### REQUIREMENTS:
Using the data that follows, return exactly the lines from the one that contains "What data populates" through the one that contains "Convert this chart to structured JSON data.", ends included.

### PROVIDED MATERIAL:
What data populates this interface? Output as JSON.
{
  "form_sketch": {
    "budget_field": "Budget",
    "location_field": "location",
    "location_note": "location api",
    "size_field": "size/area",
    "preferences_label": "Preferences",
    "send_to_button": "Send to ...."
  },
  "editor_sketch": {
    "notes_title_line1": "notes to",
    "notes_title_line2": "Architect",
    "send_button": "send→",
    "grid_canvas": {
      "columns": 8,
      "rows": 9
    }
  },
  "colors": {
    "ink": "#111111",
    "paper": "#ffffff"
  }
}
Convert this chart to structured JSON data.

==

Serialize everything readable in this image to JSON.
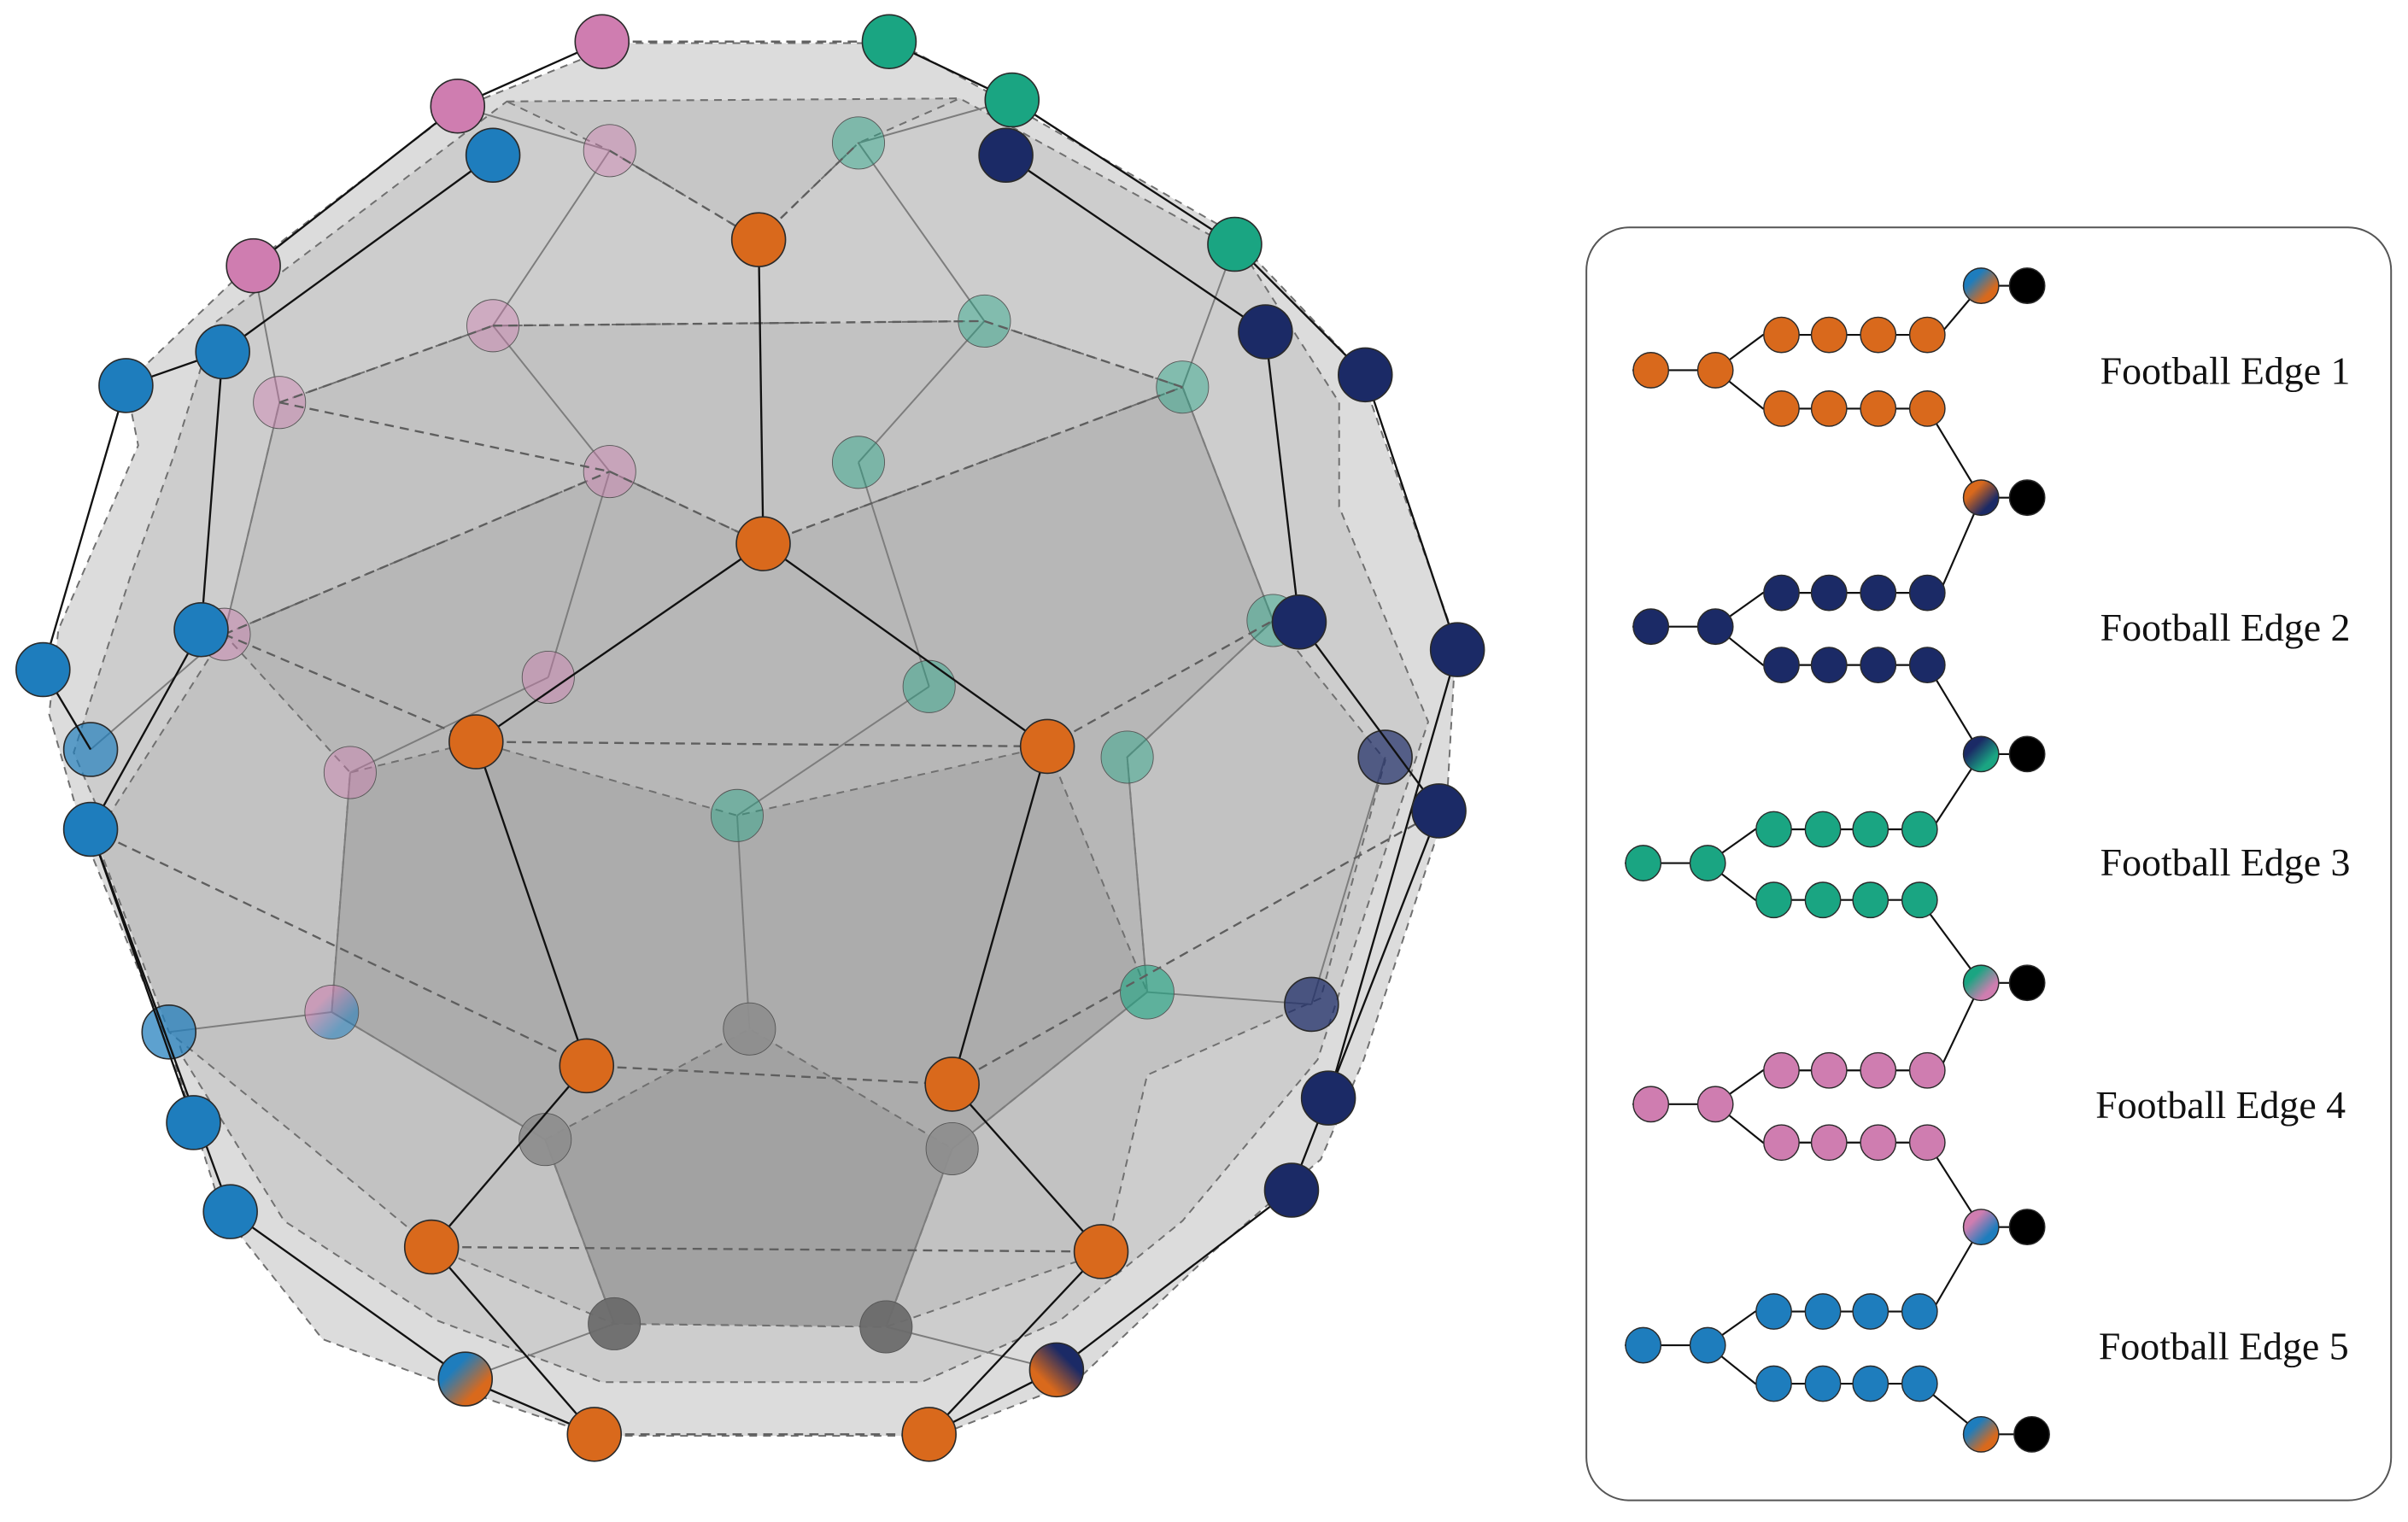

### FINISHED ANSWER:
What data populates this interface? Output as JSON.
{
  "form_sketch": {
    "budget_field": "Budget",
    "location_field": "location",
    "location_note": "location api",
    "size_field": "size/area",
    "preferences_label": "Preferences",
    "send_to_button": "Send to ...."
  },
  "editor_sketch": {
    "notes_title_line1": "notes to",
    "notes_title_line2": "Architect",
    "send_button": "send→",
    "grid_canvas": {
      "columns": 8,
      "rows": 9
    }
  },
  "colors": {
    "ink": "#111111",
    "paper": "#ffffff"
  }
}
Convert this chart to structured JSON data.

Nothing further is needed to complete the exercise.